Description of the task:
Each record is to be printed again precisely as it reads.

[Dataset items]
-------
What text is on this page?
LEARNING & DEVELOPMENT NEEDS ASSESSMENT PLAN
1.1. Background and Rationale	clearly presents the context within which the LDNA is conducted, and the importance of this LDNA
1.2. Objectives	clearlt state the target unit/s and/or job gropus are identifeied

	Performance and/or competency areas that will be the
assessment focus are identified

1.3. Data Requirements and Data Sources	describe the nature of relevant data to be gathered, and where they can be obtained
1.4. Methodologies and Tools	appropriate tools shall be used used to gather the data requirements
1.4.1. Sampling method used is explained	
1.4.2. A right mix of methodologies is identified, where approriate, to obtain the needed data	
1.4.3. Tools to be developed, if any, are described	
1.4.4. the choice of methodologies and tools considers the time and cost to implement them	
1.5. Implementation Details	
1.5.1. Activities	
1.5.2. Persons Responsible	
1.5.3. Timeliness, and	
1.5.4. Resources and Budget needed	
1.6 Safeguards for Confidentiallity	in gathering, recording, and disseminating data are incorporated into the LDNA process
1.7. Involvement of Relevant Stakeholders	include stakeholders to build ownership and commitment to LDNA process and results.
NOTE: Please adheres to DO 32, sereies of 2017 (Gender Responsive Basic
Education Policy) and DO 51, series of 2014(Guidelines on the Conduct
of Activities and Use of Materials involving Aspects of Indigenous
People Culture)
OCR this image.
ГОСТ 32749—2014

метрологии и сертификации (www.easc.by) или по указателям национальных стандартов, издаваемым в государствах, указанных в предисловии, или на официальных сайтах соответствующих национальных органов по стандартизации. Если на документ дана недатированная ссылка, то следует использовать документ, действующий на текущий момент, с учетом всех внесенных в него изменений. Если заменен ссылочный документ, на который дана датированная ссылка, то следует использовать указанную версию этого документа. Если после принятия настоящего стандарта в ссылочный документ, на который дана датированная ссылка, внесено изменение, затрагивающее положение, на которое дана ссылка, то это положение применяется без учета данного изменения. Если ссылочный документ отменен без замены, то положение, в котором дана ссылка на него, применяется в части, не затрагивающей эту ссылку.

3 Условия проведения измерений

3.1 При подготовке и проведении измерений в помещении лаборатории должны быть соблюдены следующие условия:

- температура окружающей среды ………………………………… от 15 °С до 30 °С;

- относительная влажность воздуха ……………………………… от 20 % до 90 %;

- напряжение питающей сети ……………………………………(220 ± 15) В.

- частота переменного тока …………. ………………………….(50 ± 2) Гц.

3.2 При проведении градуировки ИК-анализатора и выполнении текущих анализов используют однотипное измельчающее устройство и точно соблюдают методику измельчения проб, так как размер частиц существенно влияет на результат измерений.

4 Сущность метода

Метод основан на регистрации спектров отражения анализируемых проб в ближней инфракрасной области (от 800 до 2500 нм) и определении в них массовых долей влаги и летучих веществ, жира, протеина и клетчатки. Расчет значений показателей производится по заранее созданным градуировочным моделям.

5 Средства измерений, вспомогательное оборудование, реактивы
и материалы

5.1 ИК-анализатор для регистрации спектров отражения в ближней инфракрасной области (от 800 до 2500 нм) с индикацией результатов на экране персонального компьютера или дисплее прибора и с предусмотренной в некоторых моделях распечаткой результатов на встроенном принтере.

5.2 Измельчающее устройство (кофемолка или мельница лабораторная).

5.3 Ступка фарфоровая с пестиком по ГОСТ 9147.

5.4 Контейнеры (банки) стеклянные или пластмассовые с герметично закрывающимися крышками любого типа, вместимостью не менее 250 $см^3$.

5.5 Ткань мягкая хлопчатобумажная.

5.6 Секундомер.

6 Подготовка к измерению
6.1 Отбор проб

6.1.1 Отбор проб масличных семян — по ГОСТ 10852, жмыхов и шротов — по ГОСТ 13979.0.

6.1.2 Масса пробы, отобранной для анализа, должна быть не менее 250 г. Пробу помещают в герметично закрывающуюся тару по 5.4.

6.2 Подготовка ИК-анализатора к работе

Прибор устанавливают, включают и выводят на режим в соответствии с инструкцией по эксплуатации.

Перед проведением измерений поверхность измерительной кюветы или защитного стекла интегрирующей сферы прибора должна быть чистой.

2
-------
Solved problem:
What text is on this page?
LEARNING & DEVELOPMENT NEEDS ASSESSMENT PLAN
1.1. Background and Rationale	clearly presents the context within which the LDNA is conducted, and the importance of this LDNA
1.2. Objectives	clearlt state the target unit/s and/or job gropus are identifeied

	Performance and/or competency areas that will be the
assessment focus are identified

1.3. Data Requirements and Data Sources	describe the nature of relevant data to be gathered, and where they can be obtained
1.4. Methodologies and Tools	appropriate tools shall be used used to gather the data requirements
1.4.1. Sampling method used is explained	
1.4.2. A right mix of methodologies is identified, where approriate, to obtain the needed data	
1.4.3. Tools to be developed, if any, are described	
1.4.4. the choice of methodologies and tools considers the time and cost to implement them	
1.5. Implementation Details	
1.5.1. Activities	
1.5.2. Persons Responsible	
1.5.3. Timeliness, and	
1.5.4. Resources and Budget needed	
1.6 Safeguards for Confidentiallity	in gathering, recording, and disseminating data are incorporated into the LDNA process
1.7. Involvement of Relevant Stakeholders	include stakeholders to build ownership and commitment to LDNA process and results.
NOTE: Please adheres to DO 32, sereies of 2017 (Gender Responsive Basic
Education Policy) and DO 51, series of 2014(Guidelines on the Conduct
of Activities and Use of Materials involving Aspects of Indigenous
People Culture)
OCR this image.
ГОСТ 32749—2014

метрологии и сертификации (www.easc.by) или по указателям национальных стандартов, издаваемым в государствах, указанных в предисловии, или на официальных сайтах соответствующих национальных органов по стандартизации. Если на документ дана недатированная ссылка, то следует использовать документ, действующий на текущий момент, с учетом всех внесенных в него изменений. Если заменен ссылочный документ, на который дана датированная ссылка, то следует использовать указанную версию этого документа. Если после принятия настоящего стандарта в ссылочный документ, на который дана датированная ссылка, внесено изменение, затрагивающее положение, на которое дана ссылка, то это положение применяется без учета данного изменения. Если ссылочный документ отменен без замены, то положение, в котором дана ссылка на него, применяется в части, не затрагивающей эту ссылку.

3 Условия проведения измерений

3.1 При подготовке и проведении измерений в помещении лаборатории должны быть соблюдены следующие условия:

- температура окружающей среды ………………………………… от 15 °С до 30 °С;

- относительная влажность воздуха ……………………………… от 20 % до 90 %;

- напряжение питающей сети ……………………………………(220 ± 15) В.

- частота переменного тока …………. ………………………….(50 ± 2) Гц.

3.2 При проведении градуировки ИК-анализатора и выполнении текущих анализов используют однотипное измельчающее устройство и точно соблюдают методику измельчения проб, так как размер частиц существенно влияет на результат измерений.

4 Сущность метода

Метод основан на регистрации спектров отражения анализируемых проб в ближней инфракрасной области (от 800 до 2500 нм) и определении в них массовых долей влаги и летучих веществ, жира, протеина и клетчатки. Расчет значений показателей производится по заранее созданным градуировочным моделям.

5 Средства измерений, вспомогательное оборудование, реактивы
и материалы

5.1 ИК-анализатор для регистрации спектров отражения в ближней инфракрасной области (от 800 до 2500 нм) с индикацией результатов на экране персонального компьютера или дисплее прибора и с предусмотренной в некоторых моделях распечаткой результатов на встроенном принтере.

5.2 Измельчающее устройство (кофемолка или мельница лабораторная).

5.3 Ступка фарфоровая с пестиком по ГОСТ 9147.

5.4 Контейнеры (банки) стеклянные или пластмассовые с герметично закрывающимися крышками любого типа, вместимостью не менее 250 $см^3$.

5.5 Ткань мягкая хлопчатобумажная.

5.6 Секундомер.

6 Подготовка к измерению
6.1 Отбор проб

6.1.1 Отбор проб масличных семян — по ГОСТ 10852, жмыхов и шротов — по ГОСТ 13979.0.

6.1.2 Масса пробы, отобранной для анализа, должна быть не менее 250 г. Пробу помещают в герметично закрывающуюся тару по 5.4.

6.2 Подготовка ИК-анализатора к работе

Прибор устанавливают, включают и выводят на режим в соответствии с инструкцией по эксплуатации.

Перед проведением измерений поверхность измерительной кюветы или защитного стекла интегрирующей сферы прибора должна быть чистой.

2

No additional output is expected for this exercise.